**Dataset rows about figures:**
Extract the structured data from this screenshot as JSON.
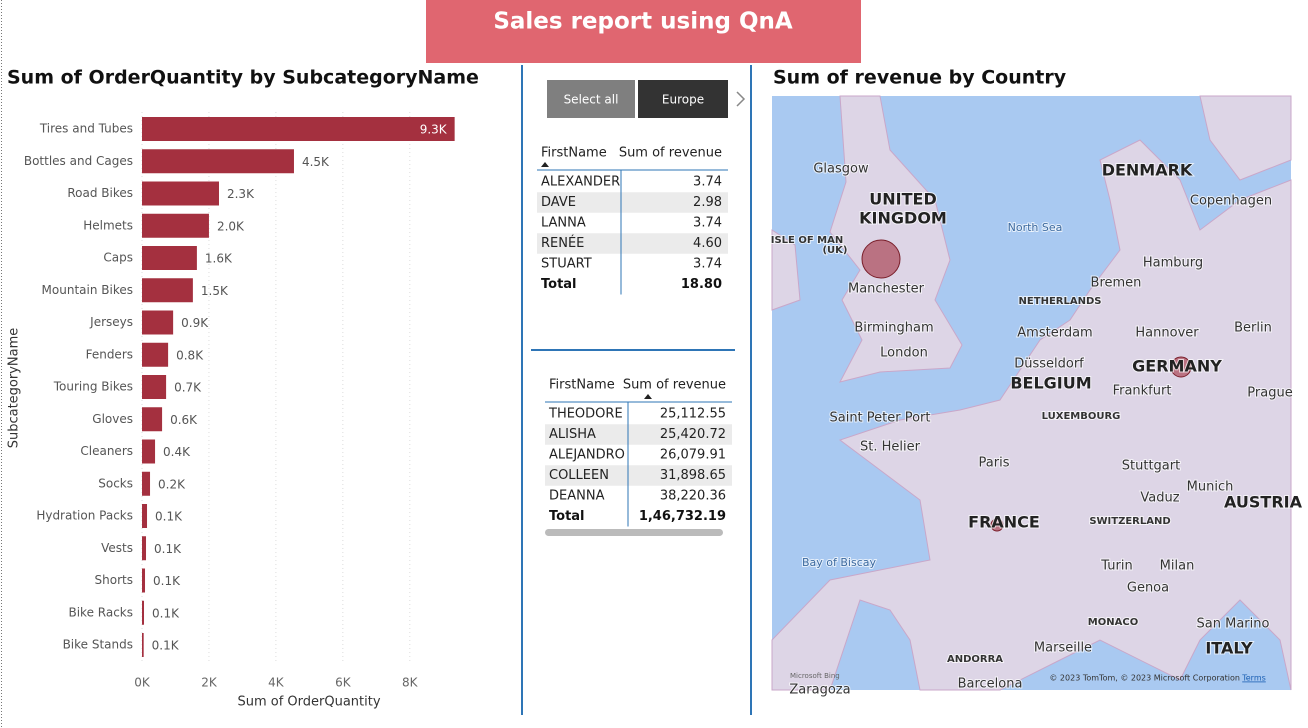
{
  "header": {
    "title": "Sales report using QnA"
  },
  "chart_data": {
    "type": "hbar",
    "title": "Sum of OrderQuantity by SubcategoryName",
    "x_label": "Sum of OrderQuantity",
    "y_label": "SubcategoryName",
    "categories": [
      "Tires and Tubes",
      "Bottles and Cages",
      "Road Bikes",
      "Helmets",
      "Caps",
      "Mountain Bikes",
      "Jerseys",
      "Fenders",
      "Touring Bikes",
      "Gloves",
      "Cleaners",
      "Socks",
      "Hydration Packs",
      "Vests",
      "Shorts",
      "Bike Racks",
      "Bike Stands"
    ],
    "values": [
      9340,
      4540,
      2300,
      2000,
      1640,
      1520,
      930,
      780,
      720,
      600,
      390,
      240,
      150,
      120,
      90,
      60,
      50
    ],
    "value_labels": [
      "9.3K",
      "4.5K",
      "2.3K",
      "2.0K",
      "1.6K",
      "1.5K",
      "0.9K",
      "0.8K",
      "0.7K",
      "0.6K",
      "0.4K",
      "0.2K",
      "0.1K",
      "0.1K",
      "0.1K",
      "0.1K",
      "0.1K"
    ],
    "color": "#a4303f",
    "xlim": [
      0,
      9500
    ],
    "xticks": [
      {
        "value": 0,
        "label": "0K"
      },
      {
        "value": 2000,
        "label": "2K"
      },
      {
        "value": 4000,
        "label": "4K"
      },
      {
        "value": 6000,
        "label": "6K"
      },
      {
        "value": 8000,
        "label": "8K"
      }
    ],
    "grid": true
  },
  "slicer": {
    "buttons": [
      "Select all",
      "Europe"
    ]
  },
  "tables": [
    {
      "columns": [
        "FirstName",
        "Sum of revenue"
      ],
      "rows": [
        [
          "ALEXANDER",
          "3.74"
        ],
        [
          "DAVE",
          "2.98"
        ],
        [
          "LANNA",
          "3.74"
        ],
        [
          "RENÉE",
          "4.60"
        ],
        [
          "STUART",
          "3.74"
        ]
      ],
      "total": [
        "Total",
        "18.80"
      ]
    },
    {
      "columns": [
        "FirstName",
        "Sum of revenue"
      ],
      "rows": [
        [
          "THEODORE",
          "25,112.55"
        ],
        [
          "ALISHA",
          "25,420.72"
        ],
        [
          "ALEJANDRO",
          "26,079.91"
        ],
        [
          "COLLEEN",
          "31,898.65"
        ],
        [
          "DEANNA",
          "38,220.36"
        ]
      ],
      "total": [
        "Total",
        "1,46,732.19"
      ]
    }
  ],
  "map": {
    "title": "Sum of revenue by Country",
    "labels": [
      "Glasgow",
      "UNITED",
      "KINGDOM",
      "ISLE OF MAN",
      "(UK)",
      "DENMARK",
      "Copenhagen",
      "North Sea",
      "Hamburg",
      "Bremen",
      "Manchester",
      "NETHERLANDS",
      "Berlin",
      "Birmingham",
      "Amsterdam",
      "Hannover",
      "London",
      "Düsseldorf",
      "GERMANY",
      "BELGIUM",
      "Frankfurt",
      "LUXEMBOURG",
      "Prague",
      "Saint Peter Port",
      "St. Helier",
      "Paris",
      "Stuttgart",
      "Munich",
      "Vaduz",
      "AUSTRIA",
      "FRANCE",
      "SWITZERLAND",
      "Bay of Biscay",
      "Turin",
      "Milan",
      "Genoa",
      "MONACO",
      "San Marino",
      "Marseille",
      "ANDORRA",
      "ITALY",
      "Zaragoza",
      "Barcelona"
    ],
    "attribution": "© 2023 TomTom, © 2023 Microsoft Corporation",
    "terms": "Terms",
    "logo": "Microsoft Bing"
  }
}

**Problem description:** Take every line from the data that contains the word "Microsoft".

**Solution to the exercise:**
    "attribution": "© 2023 TomTom, © 2023 Microsoft Corporation",
    "logo": "Microsoft Bing"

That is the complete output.